TASK OBJECTIVE → Write out all the lines again, precisely as they stand, but without the images.

DATA FOR THIS EXERCISE →
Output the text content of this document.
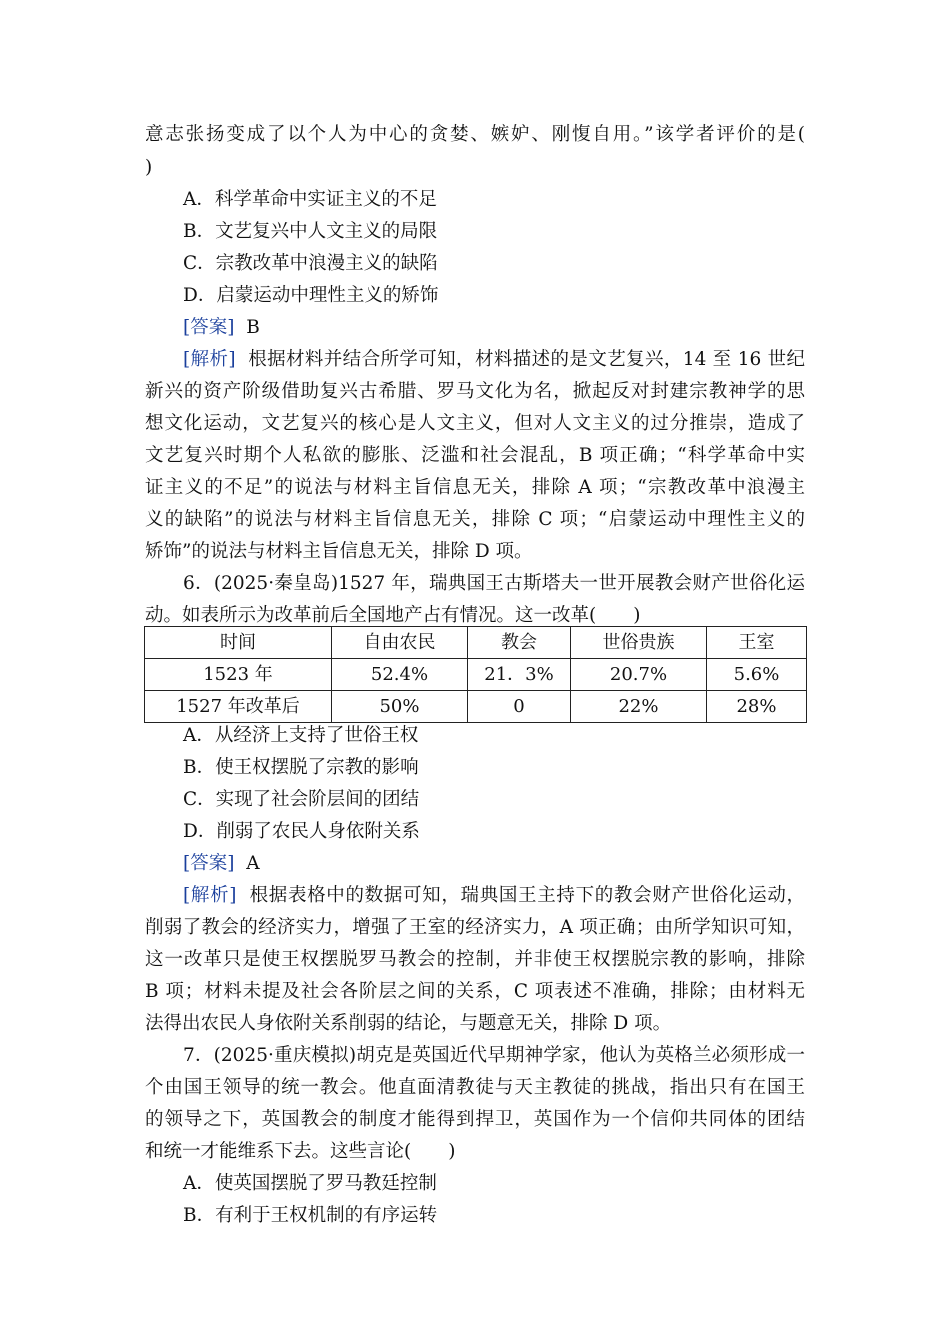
意志张扬变成了以个人为中心的贪婪、嫉妒、刚愎自用。”该学者评价的是(
)
A．科学革命中实证主义的不足
B．文艺复兴中人文主义的局限
C．宗教改革中浪漫主义的缺陷
D．启蒙运动中理性主义的矫饰
[答案] B
[解析] 根据材料并结合所学可知，材料描述的是文艺复兴，14 至 16 世纪
新兴的资产阶级借助复兴古希腊、罗马文化为名，掀起反对封建宗教神学的思
想文化运动，文艺复兴的核心是人文主义，但对人文主义的过分推崇，造成了
文艺复兴时期个人私欲的膨胀、泛滥和社会混乱，B 项正确；“科学革命中实
证主义的不足”的说法与材料主旨信息无关，排除 A 项；“宗教改革中浪漫主
义的缺陷”的说法与材料主旨信息无关，排除 C 项；“启蒙运动中理性主义的
矫饰”的说法与材料主旨信息无关，排除 D 项。
6．(2025·秦皇岛)1527 年，瑞典国王古斯塔夫一世开展教会财产世俗化运
动。如表所示为改革前后全国地产占有情况。这一改革(　　)
时间	自由农民	教会	世俗贵族	王室
1523 年	52.4%	21．3%	20.7%	5.6%
1527 年改革后	50%	0	22%	28%
A．从经济上支持了世俗王权
B．使王权摆脱了宗教的影响
C．实现了社会阶层间的团结
D．削弱了农民人身依附关系
[答案] A
[解析] 根据表格中的数据可知，瑞典国王主持下的教会财产世俗化运动，
削弱了教会的经济实力，增强了王室的经济实力，A 项正确；由所学知识可知，
这一改革只是使王权摆脱罗马教会的控制，并非使王权摆脱宗教的影响，排除
B 项；材料未提及社会各阶层之间的关系，C 项表述不准确，排除；由材料无
法得出农民人身依附关系削弱的结论，与题意无关，排除 D 项。
7．(2025·重庆模拟)胡克是英国近代早期神学家，他认为英格兰必须形成一
个由国王领导的统一教会。他直面清教徒与天主教徒的挑战，指出只有在国王
的领导之下，英国教会的制度才能得到捍卫，英国作为一个信仰共同体的团结
和统一才能维系下去。这些言论(　　)
A．使英国摆脱了罗马教廷控制
B．有利于王权机制的有序运转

OUTPUT OF THE EXERCISE →
Output the text content of this document.
意志张扬变成了以个人为中心的贪婪、嫉妒、刚愎自用。”该学者评价的是(
)
A．科学革命中实证主义的不足
B．文艺复兴中人文主义的局限
C．宗教改革中浪漫主义的缺陷
D．启蒙运动中理性主义的矫饰
[答案] B
[解析] 根据材料并结合所学可知，材料描述的是文艺复兴，14 至 16 世纪
新兴的资产阶级借助复兴古希腊、罗马文化为名，掀起反对封建宗教神学的思
想文化运动，文艺复兴的核心是人文主义，但对人文主义的过分推崇，造成了
文艺复兴时期个人私欲的膨胀、泛滥和社会混乱，B 项正确；“科学革命中实
证主义的不足”的说法与材料主旨信息无关，排除 A 项；“宗教改革中浪漫主
义的缺陷”的说法与材料主旨信息无关，排除 C 项；“启蒙运动中理性主义的
矫饰”的说法与材料主旨信息无关，排除 D 项。
6．(2025·秦皇岛)1527 年，瑞典国王古斯塔夫一世开展教会财产世俗化运
动。如表所示为改革前后全国地产占有情况。这一改革(　　)
时间	自由农民	教会	世俗贵族	王室
1523 年	52.4%	21．3%	20.7%	5.6%
1527 年改革后	50%	0	22%	28%
A．从经济上支持了世俗王权
B．使王权摆脱了宗教的影响
C．实现了社会阶层间的团结
D．削弱了农民人身依附关系
[答案] A
[解析] 根据表格中的数据可知，瑞典国王主持下的教会财产世俗化运动，
削弱了教会的经济实力，增强了王室的经济实力，A 项正确；由所学知识可知，
这一改革只是使王权摆脱罗马教会的控制，并非使王权摆脱宗教的影响，排除
B 项；材料未提及社会各阶层之间的关系，C 项表述不准确，排除；由材料无
法得出农民人身依附关系削弱的结论，与题意无关，排除 D 项。
7．(2025·重庆模拟)胡克是英国近代早期神学家，他认为英格兰必须形成一
个由国王领导的统一教会。他直面清教徒与天主教徒的挑战，指出只有在国王
的领导之下，英国教会的制度才能得到捍卫，英国作为一个信仰共同体的团结
和统一才能维系下去。这些言论(　　)
A．使英国摆脱了罗马教廷控制
B．有利于王权机制的有序运转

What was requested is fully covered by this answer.